SUPPLIED ENTRIES:
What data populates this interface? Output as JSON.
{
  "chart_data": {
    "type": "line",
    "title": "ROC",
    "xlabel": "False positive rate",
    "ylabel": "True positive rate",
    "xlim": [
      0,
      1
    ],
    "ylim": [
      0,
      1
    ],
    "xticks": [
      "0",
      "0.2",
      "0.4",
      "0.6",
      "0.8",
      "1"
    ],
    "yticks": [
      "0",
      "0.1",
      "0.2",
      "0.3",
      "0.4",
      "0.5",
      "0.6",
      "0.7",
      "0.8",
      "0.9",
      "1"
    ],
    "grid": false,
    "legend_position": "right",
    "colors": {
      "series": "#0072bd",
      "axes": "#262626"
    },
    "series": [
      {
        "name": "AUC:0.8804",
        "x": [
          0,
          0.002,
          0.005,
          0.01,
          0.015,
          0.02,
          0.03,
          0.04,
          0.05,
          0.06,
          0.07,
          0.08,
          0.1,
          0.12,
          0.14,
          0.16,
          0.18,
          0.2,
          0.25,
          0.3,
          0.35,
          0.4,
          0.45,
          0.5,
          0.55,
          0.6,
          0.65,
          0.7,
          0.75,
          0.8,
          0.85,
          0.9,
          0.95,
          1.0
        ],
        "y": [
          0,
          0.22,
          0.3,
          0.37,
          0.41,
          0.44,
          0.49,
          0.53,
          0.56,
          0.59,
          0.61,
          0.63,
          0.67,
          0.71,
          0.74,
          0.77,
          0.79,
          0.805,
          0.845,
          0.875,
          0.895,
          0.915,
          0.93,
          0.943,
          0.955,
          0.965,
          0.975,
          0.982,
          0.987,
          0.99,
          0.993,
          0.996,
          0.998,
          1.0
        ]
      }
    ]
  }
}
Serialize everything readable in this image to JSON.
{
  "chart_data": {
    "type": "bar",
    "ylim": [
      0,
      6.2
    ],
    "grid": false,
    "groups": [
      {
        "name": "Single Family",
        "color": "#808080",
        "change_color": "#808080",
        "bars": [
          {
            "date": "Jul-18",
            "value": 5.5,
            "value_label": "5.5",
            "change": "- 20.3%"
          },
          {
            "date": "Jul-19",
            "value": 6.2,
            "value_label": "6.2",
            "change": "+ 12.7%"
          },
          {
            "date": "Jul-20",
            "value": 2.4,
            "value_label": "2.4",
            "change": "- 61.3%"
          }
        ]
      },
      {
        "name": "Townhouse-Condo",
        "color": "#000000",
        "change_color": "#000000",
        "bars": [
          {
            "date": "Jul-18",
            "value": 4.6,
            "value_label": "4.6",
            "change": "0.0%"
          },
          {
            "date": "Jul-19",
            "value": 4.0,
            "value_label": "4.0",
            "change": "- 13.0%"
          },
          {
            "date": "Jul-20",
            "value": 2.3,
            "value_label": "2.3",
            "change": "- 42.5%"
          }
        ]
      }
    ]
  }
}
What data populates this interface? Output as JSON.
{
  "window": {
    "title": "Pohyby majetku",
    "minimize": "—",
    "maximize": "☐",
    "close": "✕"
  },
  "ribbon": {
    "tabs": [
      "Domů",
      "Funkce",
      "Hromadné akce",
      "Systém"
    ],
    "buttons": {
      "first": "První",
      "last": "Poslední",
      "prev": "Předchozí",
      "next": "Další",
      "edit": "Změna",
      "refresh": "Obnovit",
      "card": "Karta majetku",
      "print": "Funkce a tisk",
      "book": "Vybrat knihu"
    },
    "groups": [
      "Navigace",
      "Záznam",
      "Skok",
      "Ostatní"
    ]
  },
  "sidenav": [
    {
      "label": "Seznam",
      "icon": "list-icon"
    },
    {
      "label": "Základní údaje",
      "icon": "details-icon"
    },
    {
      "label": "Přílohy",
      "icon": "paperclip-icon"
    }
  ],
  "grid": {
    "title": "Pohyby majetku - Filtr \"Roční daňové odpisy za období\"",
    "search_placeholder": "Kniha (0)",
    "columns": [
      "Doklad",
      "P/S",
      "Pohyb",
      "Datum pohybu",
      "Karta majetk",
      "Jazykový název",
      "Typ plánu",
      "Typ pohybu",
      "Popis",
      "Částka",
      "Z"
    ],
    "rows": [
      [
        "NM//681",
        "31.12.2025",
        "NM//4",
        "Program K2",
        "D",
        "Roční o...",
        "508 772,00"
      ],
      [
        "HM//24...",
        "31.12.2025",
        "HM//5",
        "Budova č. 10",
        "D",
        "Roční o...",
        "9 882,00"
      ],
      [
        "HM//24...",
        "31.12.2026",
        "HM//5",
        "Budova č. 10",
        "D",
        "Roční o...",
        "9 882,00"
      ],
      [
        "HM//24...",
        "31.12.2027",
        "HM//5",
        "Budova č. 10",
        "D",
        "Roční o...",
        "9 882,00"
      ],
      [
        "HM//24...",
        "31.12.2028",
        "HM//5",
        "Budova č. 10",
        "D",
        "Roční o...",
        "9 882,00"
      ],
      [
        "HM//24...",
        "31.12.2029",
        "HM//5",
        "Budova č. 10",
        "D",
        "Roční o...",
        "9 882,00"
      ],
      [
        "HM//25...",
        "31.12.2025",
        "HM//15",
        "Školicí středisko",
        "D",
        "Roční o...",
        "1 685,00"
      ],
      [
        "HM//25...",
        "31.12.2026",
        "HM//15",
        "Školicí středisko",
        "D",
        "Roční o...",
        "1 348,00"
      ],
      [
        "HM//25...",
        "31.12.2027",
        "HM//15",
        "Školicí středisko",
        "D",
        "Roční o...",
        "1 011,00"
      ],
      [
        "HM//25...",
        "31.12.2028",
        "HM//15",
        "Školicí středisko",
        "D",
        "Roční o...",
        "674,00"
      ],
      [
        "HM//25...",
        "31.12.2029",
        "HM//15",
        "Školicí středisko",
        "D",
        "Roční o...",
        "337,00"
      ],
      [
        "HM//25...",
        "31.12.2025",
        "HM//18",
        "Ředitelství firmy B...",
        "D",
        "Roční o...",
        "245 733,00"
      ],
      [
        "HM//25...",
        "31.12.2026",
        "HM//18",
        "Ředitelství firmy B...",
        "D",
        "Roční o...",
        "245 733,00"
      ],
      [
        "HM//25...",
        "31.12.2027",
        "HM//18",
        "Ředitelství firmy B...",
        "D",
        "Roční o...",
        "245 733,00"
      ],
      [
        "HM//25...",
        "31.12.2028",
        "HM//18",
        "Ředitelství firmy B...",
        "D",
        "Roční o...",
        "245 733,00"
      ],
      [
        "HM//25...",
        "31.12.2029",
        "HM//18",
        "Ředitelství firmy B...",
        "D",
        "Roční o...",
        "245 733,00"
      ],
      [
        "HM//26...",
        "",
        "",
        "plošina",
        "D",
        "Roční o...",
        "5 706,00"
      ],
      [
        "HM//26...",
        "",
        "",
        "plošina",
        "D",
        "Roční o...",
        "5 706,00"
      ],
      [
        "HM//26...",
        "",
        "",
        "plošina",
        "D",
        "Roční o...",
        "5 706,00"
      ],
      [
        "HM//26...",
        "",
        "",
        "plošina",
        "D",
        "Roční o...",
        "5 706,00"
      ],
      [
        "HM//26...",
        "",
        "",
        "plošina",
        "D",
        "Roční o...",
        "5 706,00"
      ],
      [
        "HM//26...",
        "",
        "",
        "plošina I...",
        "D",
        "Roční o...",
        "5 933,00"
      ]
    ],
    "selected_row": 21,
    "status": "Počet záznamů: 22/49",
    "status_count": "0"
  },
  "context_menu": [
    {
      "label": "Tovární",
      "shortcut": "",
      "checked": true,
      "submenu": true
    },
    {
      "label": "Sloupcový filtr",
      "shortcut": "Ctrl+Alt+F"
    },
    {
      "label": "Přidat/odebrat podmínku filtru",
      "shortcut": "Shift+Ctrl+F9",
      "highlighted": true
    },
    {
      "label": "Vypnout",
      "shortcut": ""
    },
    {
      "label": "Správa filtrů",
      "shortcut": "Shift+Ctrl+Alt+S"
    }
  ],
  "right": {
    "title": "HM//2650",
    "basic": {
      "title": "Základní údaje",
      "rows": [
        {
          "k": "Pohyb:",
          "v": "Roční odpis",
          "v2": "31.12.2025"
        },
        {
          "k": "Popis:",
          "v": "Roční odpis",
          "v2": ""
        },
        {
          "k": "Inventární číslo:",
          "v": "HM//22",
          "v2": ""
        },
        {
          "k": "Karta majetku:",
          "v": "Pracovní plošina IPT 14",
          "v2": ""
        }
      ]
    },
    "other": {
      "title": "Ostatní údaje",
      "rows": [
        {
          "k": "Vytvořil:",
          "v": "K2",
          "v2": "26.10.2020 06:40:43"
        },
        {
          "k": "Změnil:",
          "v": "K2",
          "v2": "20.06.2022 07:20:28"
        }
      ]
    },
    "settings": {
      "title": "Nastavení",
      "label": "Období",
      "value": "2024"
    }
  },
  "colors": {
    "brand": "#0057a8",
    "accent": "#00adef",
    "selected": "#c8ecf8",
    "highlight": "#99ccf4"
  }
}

EXERCISE GOAL: Using the records above, select and copy every line that has the word "shortcut".

FINAL RESULT:
      "shortcut": "",
      "shortcut": "Ctrl+Alt+F"
      "shortcut": "Shift+Ctrl+F9",
      "shortcut": ""
      "shortcut": "Shift+Ctrl+Alt+S"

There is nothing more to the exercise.